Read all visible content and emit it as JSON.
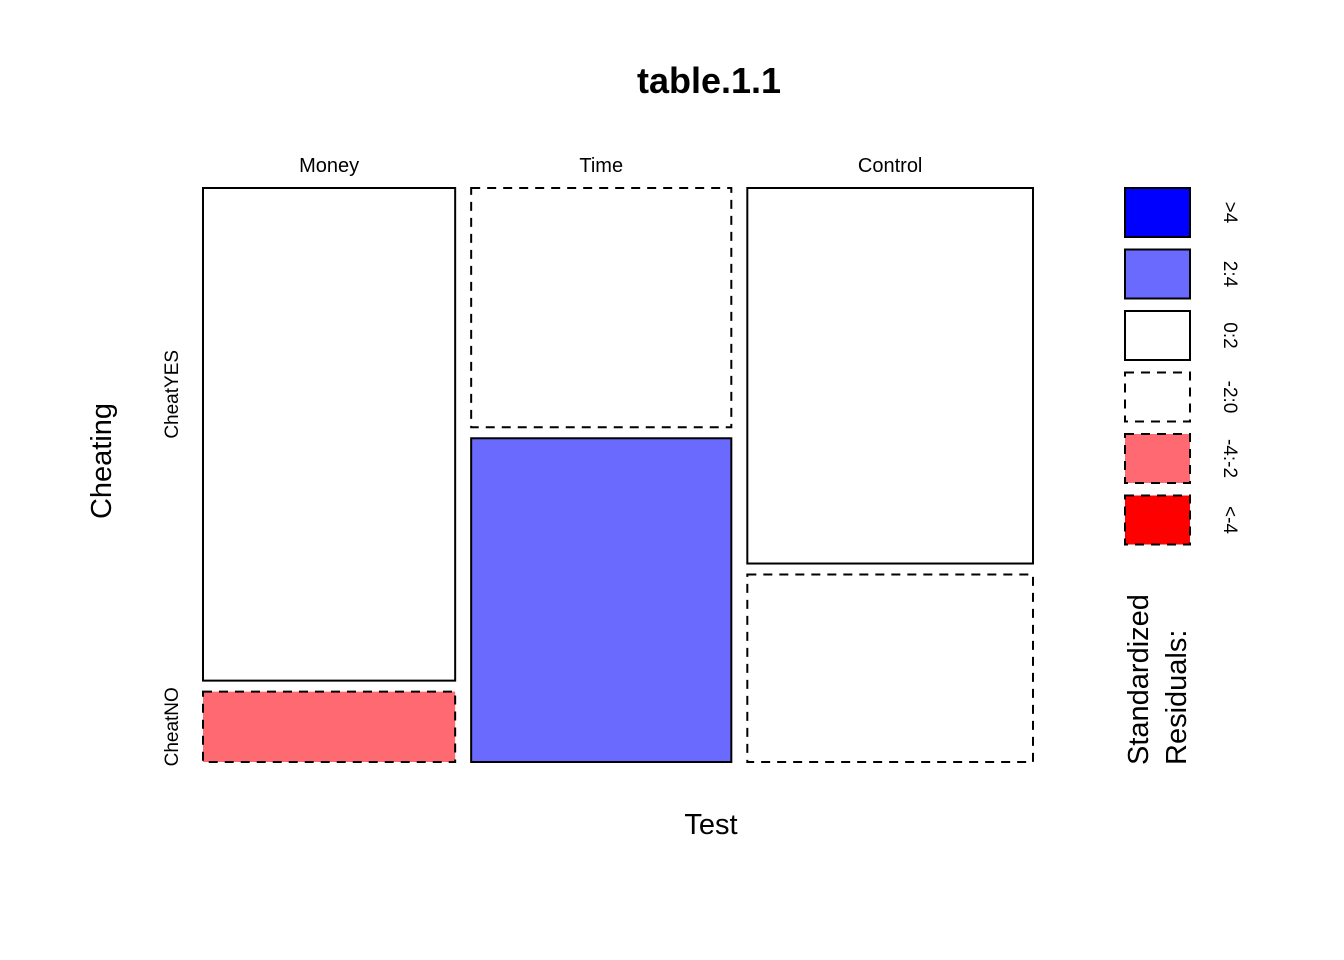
{
  "chart_data": {
    "type": "mosaic",
    "title": "table.1.1",
    "xlabel": "Test",
    "ylabel": "Cheating",
    "columns": [
      "Money",
      "Time",
      "Control"
    ],
    "rows": [
      "CheatYES",
      "CheatNO"
    ],
    "column_proportions": [
      0.316,
      0.326,
      0.358
    ],
    "row_proportions": {
      "Money": [
        0.875,
        0.125
      ],
      "Time": [
        0.425,
        0.575
      ],
      "Control": [
        0.667,
        0.333
      ]
    },
    "residual_class": {
      "Money": [
        "0:2",
        "-4:-2"
      ],
      "Time": [
        "-2:0",
        "2:4"
      ],
      "Control": [
        "0:2",
        "-2:0"
      ]
    },
    "legend": {
      "title": "Standardized\nResiduals:",
      "items": [
        {
          "label": ">4",
          "color": "#0000ff",
          "dashed": false
        },
        {
          "label": "2:4",
          "color": "#6a6aff",
          "dashed": false
        },
        {
          "label": "0:2",
          "color": "#ffffff",
          "dashed": false
        },
        {
          "label": "-2:0",
          "color": "#ffffff",
          "dashed": true
        },
        {
          "label": "-4:-2",
          "color": "#ff6a72",
          "dashed": true
        },
        {
          "label": "<-4",
          "color": "#ff0000",
          "dashed": true
        }
      ]
    }
  }
}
===
→ **What is asked**
Output the records above exactly; leave out the pictures.

→ **Reply to the exercise**
Read all visible content and emit it as JSON.
{
  "chart_data": {
    "type": "mosaic",
    "title": "table.1.1",
    "xlabel": "Test",
    "ylabel": "Cheating",
    "columns": [
      "Money",
      "Time",
      "Control"
    ],
    "rows": [
      "CheatYES",
      "CheatNO"
    ],
    "column_proportions": [
      0.316,
      0.326,
      0.358
    ],
    "row_proportions": {
      "Money": [
        0.875,
        0.125
      ],
      "Time": [
        0.425,
        0.575
      ],
      "Control": [
        0.667,
        0.333
      ]
    },
    "residual_class": {
      "Money": [
        "0:2",
        "-4:-2"
      ],
      "Time": [
        "-2:0",
        "2:4"
      ],
      "Control": [
        "0:2",
        "-2:0"
      ]
    },
    "legend": {
      "title": "Standardized\nResiduals:",
      "items": [
        {
          "label": ">4",
          "color": "#0000ff",
          "dashed": false
        },
        {
          "label": "2:4",
          "color": "#6a6aff",
          "dashed": false
        },
        {
          "label": "0:2",
          "color": "#ffffff",
          "dashed": false
        },
        {
          "label": "-2:0",
          "color": "#ffffff",
          "dashed": true
        },
        {
          "label": "-4:-2",
          "color": "#ff6a72",
          "dashed": true
        },
        {
          "label": "<-4",
          "color": "#ff0000",
          "dashed": true
        }
      ]
    }
  }
}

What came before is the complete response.